[AVAILABLE RECORDS]:
====================
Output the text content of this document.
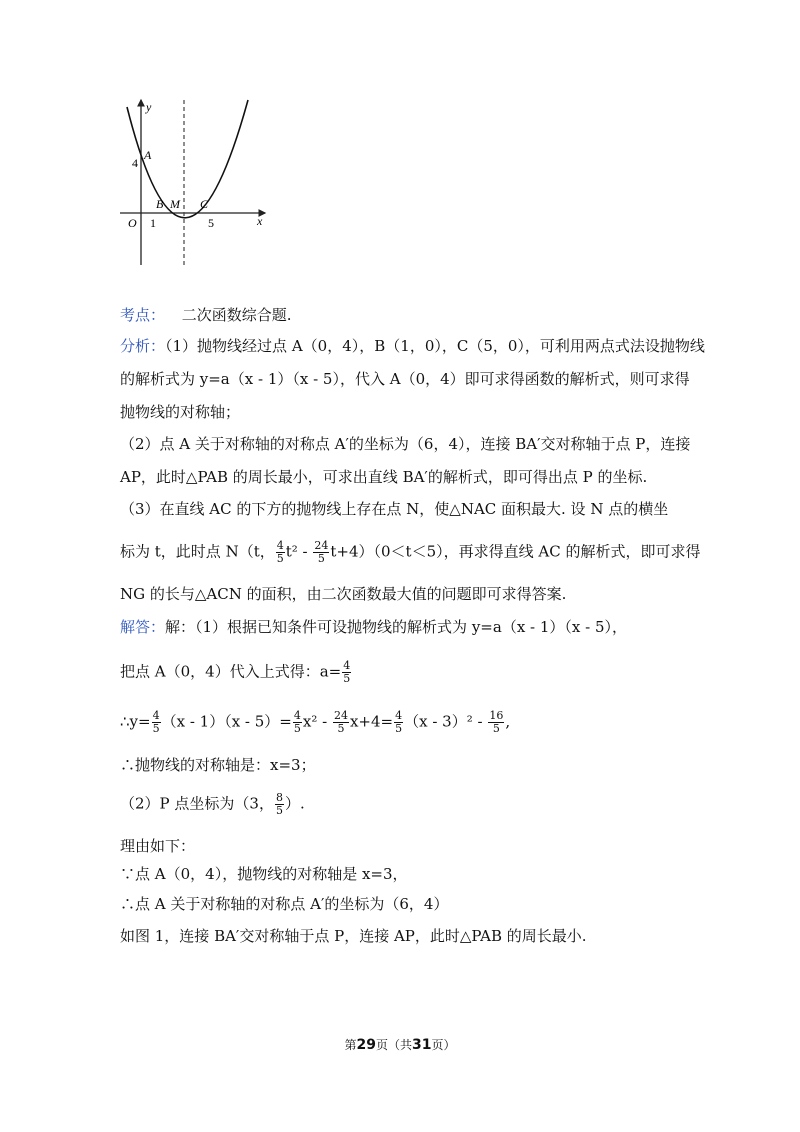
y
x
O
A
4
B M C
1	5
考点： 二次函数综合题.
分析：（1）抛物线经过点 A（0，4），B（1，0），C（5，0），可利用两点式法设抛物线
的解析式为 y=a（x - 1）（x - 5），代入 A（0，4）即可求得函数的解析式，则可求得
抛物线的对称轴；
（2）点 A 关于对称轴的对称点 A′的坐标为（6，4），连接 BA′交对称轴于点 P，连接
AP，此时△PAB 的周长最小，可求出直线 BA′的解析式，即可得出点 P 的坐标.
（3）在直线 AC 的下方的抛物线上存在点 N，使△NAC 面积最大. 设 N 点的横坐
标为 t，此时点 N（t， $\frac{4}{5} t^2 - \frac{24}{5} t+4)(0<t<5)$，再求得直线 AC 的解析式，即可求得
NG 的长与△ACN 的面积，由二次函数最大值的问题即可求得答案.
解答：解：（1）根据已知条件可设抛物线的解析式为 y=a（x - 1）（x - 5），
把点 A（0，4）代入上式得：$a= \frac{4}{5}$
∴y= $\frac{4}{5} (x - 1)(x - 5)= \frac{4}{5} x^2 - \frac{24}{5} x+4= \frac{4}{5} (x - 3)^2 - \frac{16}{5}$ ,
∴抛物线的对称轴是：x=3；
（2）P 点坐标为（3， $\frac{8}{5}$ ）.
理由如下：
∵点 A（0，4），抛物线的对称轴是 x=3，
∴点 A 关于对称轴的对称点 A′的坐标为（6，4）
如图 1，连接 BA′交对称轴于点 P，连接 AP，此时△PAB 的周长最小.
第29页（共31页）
====================
[EXERCISE INSTRUCTIONS]:
Using the data above, print every line exactly, omitting pictures.

[OUTPUT BELOW]:
Output the text content of this document.
y
x
O
A
4
B M C
1	5
考点： 二次函数综合题.
分析：（1）抛物线经过点 A（0，4），B（1，0），C（5，0），可利用两点式法设抛物线
的解析式为 y=a（x - 1）（x - 5），代入 A（0，4）即可求得函数的解析式，则可求得
抛物线的对称轴；
（2）点 A 关于对称轴的对称点 A′的坐标为（6，4），连接 BA′交对称轴于点 P，连接
AP，此时△PAB 的周长最小，可求出直线 BA′的解析式，即可得出点 P 的坐标.
（3）在直线 AC 的下方的抛物线上存在点 N，使△NAC 面积最大. 设 N 点的横坐
标为 t，此时点 N（t， $\frac{4}{5} t^2 - \frac{24}{5} t+4)(0<t<5)$，再求得直线 AC 的解析式，即可求得
NG 的长与△ACN 的面积，由二次函数最大值的问题即可求得答案.
解答：解：（1）根据已知条件可设抛物线的解析式为 y=a（x - 1）（x - 5），
把点 A（0，4）代入上式得：$a= \frac{4}{5}$
∴y= $\frac{4}{5} (x - 1)(x - 5)= \frac{4}{5} x^2 - \frac{24}{5} x+4= \frac{4}{5} (x - 3)^2 - \frac{16}{5}$ ,
∴抛物线的对称轴是：x=3；
（2）P 点坐标为（3， $\frac{8}{5}$ ）.
理由如下：
∵点 A（0，4），抛物线的对称轴是 x=3，
∴点 A 关于对称轴的对称点 A′的坐标为（6，4）
如图 1，连接 BA′交对称轴于点 P，连接 AP，此时△PAB 的周长最小.
第29页（共31页）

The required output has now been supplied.